Activities
a. In the notes on planning premises and forecasting, translate this sentence into Spanish: "Which data will most likely produce forecasts of greatest use to you?"
b. Pick up the notes on planning premises and forecasting from their last line and continue them.

4.  Reviewing strategies regularly.

5.  Developing contingency strategies and programs.

6.  Making the organization structure fit planning needs.

7.  Continuing to emphasize planning and implementing strategy.

8.  Creating a company climate that forces planning.

Planning Premises:

Planning Premises are defines as the anticipated environment in which plans are expected to operate. They include assumptions or forecasts of the futuer and known conditions that will affect the operation of plans.

Requirements of Effective Premising:

1.  Selection of the premises which bear materially on the programs.

2.  Development of alternative premises for contingency planning.

3.  Verification of the consistency of premises.

4.  Communication of the premises.

Forecasting

Steps for Forecasting Process:

1.  Determine the objective of the forecast.(What is its use?)

2.  Select the period over which the forecast will be made. (What are your information needs over what time period?)

3.  Select the forecasting approach you will use. (Which forecasting techniques is most likely to produce the information you need?)

4.  Gather the information to be used in the forecast. (Which data will most likely produce forecasts of greatest use to you?)

5.  Make the forecast. (Which computational procedures will you have to use?)

Types of Forecast:

1.  Judgmental Forecast. (DELPHI Technique)

Records shown

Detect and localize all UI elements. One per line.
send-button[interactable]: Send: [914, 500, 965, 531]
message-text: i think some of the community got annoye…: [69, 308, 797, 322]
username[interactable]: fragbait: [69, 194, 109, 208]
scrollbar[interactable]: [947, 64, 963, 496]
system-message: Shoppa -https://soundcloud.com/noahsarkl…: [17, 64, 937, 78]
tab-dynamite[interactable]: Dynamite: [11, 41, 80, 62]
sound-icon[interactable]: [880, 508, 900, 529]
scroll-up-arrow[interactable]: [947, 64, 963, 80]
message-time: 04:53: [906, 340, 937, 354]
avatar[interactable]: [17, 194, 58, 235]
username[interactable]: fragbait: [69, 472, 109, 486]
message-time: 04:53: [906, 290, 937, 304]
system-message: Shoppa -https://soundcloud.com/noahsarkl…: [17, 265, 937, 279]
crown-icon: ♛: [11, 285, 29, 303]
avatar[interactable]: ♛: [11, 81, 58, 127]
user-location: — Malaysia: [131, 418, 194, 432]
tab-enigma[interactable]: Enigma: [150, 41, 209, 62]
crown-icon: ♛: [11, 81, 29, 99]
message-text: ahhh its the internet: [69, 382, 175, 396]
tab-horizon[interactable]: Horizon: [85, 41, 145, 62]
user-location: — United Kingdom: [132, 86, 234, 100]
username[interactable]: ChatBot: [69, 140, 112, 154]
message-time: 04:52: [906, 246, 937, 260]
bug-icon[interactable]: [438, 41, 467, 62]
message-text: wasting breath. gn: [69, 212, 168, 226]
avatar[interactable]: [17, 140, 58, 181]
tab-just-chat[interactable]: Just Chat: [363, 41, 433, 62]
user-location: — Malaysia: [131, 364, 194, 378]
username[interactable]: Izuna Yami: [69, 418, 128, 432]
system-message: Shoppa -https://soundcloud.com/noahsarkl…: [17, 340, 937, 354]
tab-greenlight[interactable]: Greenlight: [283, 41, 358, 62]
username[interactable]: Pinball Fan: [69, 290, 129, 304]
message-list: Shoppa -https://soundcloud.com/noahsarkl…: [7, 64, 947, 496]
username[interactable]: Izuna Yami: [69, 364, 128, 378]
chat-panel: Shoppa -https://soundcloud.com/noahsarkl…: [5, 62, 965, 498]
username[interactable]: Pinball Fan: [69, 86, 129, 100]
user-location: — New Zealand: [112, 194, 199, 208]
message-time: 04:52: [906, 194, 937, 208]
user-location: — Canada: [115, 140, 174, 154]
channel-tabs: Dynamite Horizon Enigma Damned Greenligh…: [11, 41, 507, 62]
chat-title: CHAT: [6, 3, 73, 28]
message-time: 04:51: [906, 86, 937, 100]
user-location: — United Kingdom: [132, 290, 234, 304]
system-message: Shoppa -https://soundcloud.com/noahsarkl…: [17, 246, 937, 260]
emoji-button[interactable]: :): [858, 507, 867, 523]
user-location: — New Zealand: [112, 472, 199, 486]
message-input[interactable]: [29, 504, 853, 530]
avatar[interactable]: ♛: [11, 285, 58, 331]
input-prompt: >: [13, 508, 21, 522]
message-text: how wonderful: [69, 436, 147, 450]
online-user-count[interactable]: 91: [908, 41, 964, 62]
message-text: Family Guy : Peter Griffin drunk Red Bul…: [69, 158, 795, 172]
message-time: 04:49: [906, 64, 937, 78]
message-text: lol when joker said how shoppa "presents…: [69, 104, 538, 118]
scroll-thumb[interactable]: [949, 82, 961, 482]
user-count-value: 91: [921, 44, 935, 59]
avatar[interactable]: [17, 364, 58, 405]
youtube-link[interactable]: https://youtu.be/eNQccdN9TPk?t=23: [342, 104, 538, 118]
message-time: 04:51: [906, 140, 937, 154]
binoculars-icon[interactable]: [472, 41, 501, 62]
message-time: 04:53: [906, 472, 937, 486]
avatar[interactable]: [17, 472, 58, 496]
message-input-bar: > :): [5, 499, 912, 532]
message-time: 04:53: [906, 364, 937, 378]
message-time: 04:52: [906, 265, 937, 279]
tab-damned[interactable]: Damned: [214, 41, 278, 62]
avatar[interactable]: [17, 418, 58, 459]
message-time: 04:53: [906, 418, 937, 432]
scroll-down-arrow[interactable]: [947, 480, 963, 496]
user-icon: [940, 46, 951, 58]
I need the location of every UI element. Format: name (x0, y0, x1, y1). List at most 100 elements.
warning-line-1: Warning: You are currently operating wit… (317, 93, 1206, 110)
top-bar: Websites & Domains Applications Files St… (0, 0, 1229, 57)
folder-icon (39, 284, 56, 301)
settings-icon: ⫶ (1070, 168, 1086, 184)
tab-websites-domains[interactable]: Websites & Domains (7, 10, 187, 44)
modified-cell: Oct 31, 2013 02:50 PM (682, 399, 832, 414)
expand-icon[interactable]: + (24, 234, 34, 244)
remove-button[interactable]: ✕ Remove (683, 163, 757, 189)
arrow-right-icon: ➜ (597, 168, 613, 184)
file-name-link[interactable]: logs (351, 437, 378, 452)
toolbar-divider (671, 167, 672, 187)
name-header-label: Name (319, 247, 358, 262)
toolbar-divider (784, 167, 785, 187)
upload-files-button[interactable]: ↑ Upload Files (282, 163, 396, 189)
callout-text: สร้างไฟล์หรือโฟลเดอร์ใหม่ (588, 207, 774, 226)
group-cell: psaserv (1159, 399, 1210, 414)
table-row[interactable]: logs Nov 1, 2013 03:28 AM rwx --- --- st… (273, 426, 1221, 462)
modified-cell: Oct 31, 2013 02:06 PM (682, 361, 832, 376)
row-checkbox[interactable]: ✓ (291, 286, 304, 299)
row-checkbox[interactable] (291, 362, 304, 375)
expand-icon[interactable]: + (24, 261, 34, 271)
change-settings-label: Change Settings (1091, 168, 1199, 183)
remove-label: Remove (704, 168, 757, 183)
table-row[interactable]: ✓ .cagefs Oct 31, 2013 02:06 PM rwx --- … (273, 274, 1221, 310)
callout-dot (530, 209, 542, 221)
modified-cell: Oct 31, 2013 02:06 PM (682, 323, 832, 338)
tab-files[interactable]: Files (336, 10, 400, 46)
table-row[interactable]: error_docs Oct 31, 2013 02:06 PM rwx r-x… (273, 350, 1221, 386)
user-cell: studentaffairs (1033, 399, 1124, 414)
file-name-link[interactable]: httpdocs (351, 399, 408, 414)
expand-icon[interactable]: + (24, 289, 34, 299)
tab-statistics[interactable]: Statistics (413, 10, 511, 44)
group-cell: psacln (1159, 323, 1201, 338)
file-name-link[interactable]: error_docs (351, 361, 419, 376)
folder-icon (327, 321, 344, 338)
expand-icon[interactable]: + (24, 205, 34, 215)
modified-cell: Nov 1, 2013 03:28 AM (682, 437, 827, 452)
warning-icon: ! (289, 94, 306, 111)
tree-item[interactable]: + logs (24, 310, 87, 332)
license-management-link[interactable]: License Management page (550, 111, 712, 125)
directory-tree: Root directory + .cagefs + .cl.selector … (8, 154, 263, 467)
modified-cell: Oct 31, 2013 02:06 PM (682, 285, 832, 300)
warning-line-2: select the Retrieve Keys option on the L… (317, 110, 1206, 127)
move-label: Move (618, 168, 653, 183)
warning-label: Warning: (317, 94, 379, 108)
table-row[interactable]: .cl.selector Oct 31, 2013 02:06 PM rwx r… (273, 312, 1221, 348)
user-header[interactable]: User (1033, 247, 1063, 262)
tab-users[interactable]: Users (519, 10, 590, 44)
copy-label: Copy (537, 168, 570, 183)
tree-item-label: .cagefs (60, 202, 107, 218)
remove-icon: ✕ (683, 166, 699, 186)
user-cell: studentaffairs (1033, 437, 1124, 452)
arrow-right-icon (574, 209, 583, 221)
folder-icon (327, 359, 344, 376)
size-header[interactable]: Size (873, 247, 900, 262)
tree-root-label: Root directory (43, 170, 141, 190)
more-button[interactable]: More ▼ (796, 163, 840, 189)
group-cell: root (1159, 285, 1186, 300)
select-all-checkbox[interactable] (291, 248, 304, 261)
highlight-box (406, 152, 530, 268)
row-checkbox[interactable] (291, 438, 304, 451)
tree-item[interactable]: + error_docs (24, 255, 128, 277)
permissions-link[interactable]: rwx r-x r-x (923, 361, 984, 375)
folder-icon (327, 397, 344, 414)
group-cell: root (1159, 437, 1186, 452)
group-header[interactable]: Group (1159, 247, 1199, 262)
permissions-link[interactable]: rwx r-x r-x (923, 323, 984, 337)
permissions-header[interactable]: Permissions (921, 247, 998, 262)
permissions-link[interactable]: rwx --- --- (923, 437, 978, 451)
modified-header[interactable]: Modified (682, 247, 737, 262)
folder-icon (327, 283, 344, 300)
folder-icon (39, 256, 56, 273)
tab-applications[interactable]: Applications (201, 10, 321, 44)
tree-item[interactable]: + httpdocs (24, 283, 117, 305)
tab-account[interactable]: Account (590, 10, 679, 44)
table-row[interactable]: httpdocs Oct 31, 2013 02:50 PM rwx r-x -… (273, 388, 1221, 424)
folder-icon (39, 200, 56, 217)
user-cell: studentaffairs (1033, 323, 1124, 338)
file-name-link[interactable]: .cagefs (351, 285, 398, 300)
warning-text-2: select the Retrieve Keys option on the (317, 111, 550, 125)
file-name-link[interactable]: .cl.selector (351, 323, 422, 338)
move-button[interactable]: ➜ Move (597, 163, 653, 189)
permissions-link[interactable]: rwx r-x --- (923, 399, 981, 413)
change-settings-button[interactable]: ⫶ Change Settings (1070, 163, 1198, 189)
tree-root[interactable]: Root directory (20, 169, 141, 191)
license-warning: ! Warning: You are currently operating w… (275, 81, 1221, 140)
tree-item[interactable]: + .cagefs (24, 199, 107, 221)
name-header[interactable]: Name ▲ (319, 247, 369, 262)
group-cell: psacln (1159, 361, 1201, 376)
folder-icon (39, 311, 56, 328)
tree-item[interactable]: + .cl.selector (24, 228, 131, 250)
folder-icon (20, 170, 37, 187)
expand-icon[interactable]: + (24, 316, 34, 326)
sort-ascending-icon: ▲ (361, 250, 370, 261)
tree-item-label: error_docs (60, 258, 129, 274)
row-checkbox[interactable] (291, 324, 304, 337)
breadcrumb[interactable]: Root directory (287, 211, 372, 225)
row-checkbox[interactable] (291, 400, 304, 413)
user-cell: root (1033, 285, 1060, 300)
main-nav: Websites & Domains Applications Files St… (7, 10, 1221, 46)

Answers to this exercise
a. ¿Qué datos tienen más probabilidades de producir los pronósticos de mayor utilidad para usted?

b.
2.  Extensions of Past History. (Time Series Methods)

3.  Causal Forecasting Models.

DELPHI Technique:

Description:

It is developed at the RAND Corporation in 1960. Here a panel of experts are interrogated by a sequence of questionnaires in which the responses to one questionnaire are used to produce the next questionnaire. Any set of information available to some experts and not others is thus passed on to the others, enabling all the experts to have access to all the information for forcasting. This technique eliminates the bandwagon effect of majority opinion.

Accuracy:

Short Term (0-3 months) : Fair to very good.

Medium Term (3months-2 years) : Fair to very good.

Long Term (2 years and above) : Fair to very good.

Identification of turning point : Fair to good.

Typical Application : Forecasts of long range and new product sales, forecasts of

margins.

Data Required:

A coordinator issues the sequence of questionnaires, editing and consolidating the responses.

Cost of forcasting with a Computer: $2000 +

Is Calculation Possible without a computer: Yes.

Time required to develop an application and make forecasts : 2 months +

Decision Making:

Decision Making is defined as selection of a course of action from among alternatives.

The process leading to making a decision might be thought of as:

1.  Premising.

2.  Identifying alternatives.

3.  Evaluating Alternatives in terms of the goal sought.

4.  Choosing an alternative, that is, making a decision.

Limiting Factor

Is something that stands in the way of accomplishing desired objective. Recognizing the limiting factors in a given situation makes it possible to narrow the search for alternatives to those that will overcome the limiting factors.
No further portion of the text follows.